■ STATED TASK
Count how many lines contain "CNTD" and reply with that number only.

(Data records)
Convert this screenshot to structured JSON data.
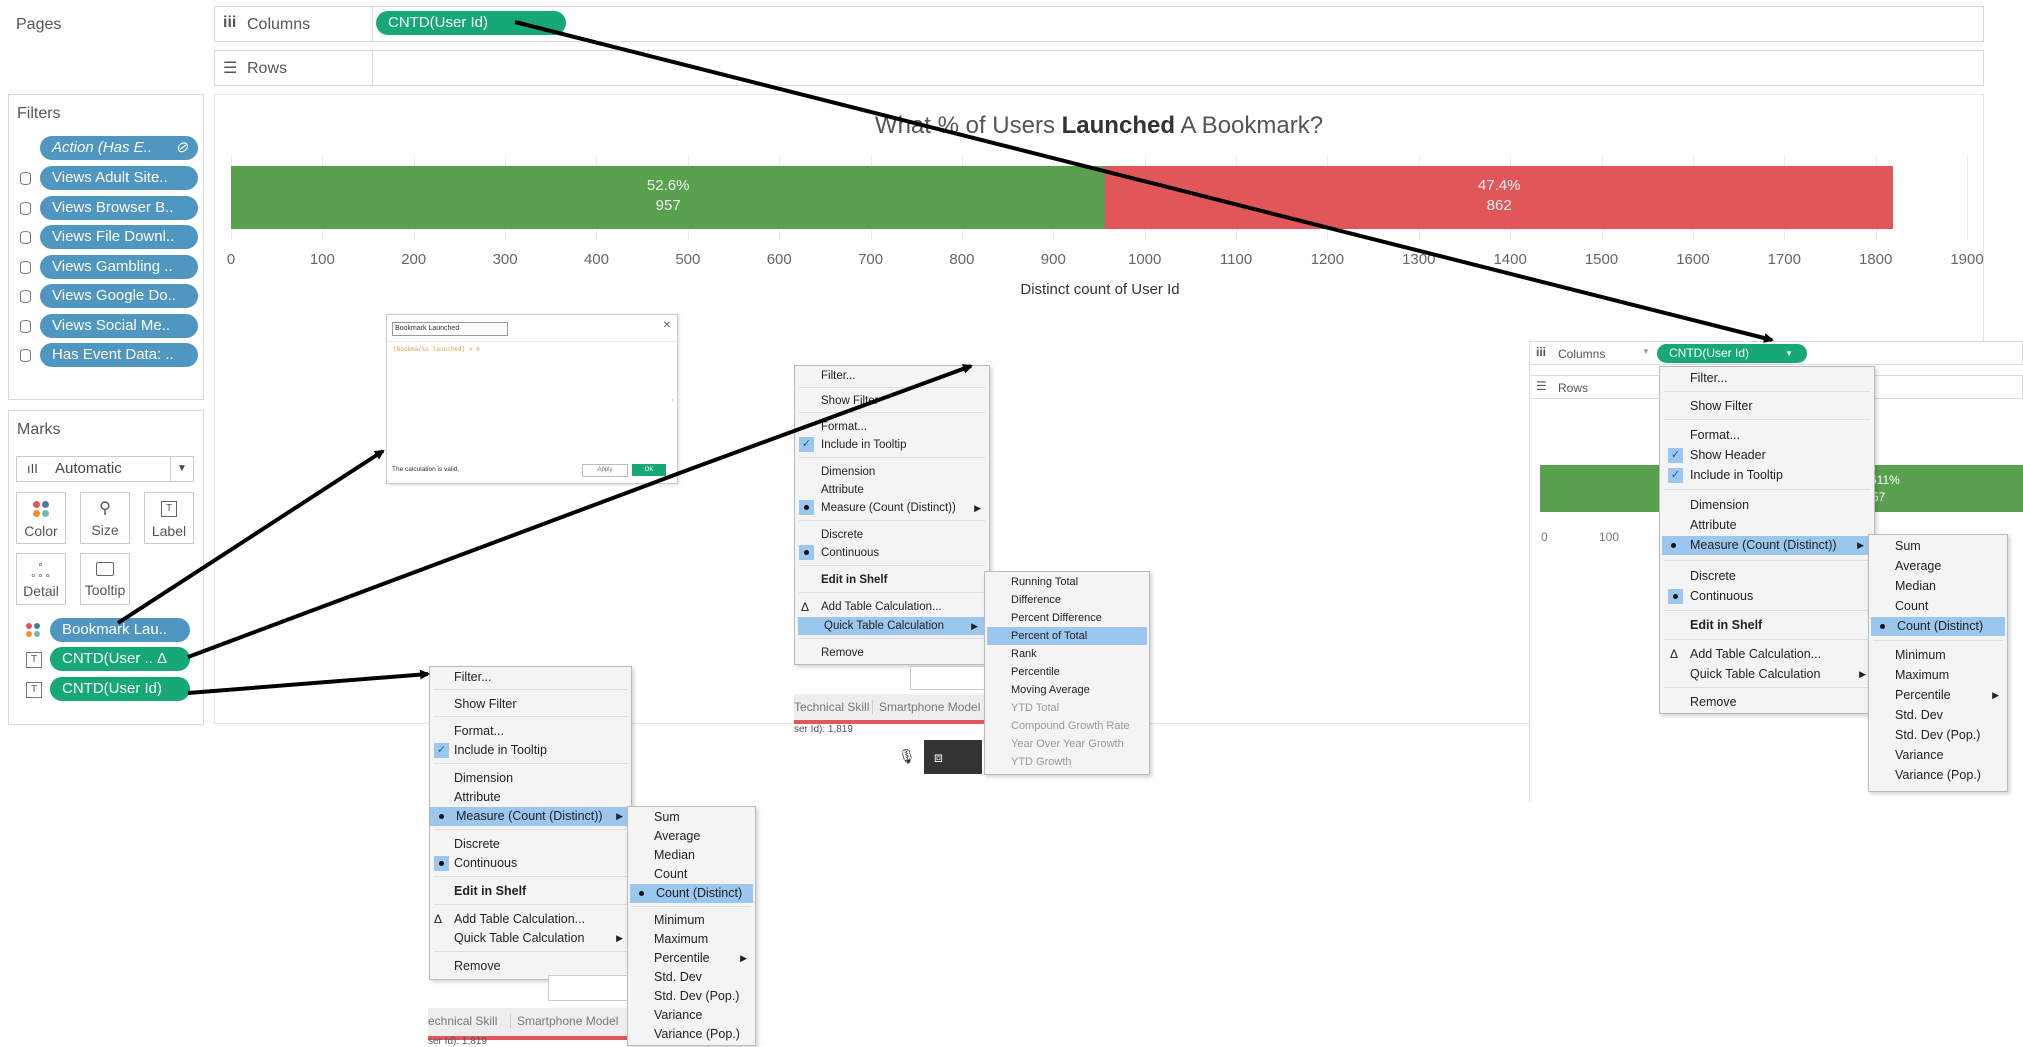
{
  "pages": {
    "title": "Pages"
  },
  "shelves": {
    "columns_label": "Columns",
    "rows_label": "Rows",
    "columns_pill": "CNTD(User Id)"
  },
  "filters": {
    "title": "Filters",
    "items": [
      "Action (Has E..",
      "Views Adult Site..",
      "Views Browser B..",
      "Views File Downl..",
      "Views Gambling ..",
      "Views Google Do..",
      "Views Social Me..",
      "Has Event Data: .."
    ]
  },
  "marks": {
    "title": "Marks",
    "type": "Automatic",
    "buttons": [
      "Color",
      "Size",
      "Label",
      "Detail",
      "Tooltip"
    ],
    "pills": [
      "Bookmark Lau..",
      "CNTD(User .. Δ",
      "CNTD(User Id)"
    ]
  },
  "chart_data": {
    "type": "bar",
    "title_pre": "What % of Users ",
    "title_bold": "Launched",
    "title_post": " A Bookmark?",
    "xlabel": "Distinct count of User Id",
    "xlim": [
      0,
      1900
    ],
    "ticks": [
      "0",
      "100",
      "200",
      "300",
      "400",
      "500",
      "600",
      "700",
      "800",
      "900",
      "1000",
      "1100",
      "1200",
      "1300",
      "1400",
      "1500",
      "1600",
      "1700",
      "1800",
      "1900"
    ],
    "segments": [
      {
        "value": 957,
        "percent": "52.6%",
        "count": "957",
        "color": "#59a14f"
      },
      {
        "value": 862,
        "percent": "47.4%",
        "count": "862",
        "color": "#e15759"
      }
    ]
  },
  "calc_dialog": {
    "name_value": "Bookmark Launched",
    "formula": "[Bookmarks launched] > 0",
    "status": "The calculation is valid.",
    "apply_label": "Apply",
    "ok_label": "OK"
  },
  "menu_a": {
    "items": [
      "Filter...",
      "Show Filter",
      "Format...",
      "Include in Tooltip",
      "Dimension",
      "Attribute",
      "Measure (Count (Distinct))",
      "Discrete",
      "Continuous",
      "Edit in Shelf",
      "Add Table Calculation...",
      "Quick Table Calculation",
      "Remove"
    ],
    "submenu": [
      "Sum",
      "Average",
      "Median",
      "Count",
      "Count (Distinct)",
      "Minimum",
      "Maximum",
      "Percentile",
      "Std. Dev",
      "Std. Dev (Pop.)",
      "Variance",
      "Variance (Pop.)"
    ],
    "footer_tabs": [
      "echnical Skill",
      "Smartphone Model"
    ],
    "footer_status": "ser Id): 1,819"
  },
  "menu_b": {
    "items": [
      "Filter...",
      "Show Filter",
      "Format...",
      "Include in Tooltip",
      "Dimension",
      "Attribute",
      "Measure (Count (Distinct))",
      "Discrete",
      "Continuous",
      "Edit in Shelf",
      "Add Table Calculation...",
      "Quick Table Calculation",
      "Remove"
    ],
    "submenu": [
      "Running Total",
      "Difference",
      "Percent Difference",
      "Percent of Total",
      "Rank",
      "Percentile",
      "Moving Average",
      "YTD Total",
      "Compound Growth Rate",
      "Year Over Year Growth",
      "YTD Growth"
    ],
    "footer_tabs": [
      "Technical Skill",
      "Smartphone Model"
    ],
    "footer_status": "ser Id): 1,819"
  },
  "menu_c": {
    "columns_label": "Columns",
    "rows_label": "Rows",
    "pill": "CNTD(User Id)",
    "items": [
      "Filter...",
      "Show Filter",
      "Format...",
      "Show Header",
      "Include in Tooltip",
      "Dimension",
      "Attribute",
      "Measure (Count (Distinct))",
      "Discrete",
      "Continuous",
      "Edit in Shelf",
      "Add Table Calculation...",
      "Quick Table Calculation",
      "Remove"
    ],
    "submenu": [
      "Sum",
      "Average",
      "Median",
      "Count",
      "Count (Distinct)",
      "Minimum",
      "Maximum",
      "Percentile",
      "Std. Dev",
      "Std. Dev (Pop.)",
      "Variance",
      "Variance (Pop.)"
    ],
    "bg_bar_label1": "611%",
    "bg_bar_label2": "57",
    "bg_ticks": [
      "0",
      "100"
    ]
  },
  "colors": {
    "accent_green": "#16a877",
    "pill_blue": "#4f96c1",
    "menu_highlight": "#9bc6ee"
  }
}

■ TASK RESULT
4